**WORK REQUIRED**
Reproduce the closing part of the entries exactly: the line with "Output a JSON" and all lines after it, ending with the last line, and nothing else.

**GIVEN ENTRIES**
------------

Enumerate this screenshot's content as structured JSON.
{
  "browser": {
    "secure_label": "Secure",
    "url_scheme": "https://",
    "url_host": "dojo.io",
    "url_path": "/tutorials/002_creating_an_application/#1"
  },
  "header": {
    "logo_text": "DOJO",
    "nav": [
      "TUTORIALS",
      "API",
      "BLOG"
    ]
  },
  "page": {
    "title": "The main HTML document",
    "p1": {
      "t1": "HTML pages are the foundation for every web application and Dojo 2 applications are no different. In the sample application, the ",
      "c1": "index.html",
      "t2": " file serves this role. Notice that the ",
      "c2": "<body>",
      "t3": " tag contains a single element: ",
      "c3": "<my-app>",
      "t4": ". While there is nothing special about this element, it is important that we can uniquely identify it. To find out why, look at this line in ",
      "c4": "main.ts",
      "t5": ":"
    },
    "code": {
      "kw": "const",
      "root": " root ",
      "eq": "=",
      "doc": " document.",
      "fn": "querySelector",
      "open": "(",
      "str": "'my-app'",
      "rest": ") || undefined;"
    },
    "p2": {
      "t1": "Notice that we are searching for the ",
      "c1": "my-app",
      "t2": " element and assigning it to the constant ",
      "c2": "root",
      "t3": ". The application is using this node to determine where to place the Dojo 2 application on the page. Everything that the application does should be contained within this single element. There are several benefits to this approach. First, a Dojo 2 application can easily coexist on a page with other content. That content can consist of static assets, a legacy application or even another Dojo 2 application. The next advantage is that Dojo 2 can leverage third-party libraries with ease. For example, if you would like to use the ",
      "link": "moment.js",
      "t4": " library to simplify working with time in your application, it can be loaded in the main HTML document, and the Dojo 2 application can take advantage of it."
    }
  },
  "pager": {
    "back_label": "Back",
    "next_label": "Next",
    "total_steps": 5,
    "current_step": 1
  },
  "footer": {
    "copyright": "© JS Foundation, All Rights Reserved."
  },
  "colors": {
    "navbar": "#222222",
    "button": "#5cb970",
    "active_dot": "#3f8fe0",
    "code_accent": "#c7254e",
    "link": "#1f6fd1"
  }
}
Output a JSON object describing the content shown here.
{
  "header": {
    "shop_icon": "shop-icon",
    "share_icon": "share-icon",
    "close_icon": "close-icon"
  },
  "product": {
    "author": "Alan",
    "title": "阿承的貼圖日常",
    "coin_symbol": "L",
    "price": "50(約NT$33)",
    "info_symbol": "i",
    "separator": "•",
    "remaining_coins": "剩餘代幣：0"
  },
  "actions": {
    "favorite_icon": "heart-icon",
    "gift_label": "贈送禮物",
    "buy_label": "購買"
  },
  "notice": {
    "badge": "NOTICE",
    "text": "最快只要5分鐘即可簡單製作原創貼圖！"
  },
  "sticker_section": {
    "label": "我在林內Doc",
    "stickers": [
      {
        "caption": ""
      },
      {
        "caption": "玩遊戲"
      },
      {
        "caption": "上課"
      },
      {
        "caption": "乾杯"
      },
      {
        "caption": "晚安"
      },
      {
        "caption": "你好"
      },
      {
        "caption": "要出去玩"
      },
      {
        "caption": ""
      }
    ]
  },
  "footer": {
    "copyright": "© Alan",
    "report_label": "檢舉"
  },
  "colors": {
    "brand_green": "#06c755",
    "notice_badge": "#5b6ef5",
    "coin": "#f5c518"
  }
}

------------

**RIGHT ANSWER**
Output a JSON object describing the content shown here.
{
  "header": {
    "shop_icon": "shop-icon",
    "share_icon": "share-icon",
    "close_icon": "close-icon"
  },
  "product": {
    "author": "Alan",
    "title": "阿承的貼圖日常",
    "coin_symbol": "L",
    "price": "50(約NT$33)",
    "info_symbol": "i",
    "separator": "•",
    "remaining_coins": "剩餘代幣：0"
  },
  "actions": {
    "favorite_icon": "heart-icon",
    "gift_label": "贈送禮物",
    "buy_label": "購買"
  },
  "notice": {
    "badge": "NOTICE",
    "text": "最快只要5分鐘即可簡單製作原創貼圖！"
  },
  "sticker_section": {
    "label": "我在林內Doc",
    "stickers": [
      {
        "caption": ""
      },
      {
        "caption": "玩遊戲"
      },
      {
        "caption": "上課"
      },
      {
        "caption": "乾杯"
      },
      {
        "caption": "晚安"
      },
      {
        "caption": "你好"
      },
      {
        "caption": "要出去玩"
      },
      {
        "caption": ""
      }
    ]
  },
  "footer": {
    "copyright": "© Alan",
    "report_label": "檢舉"
  },
  "colors": {
    "brand_green": "#06c755",
    "notice_badge": "#5b6ef5",
    "coin": "#f5c518"
  }
}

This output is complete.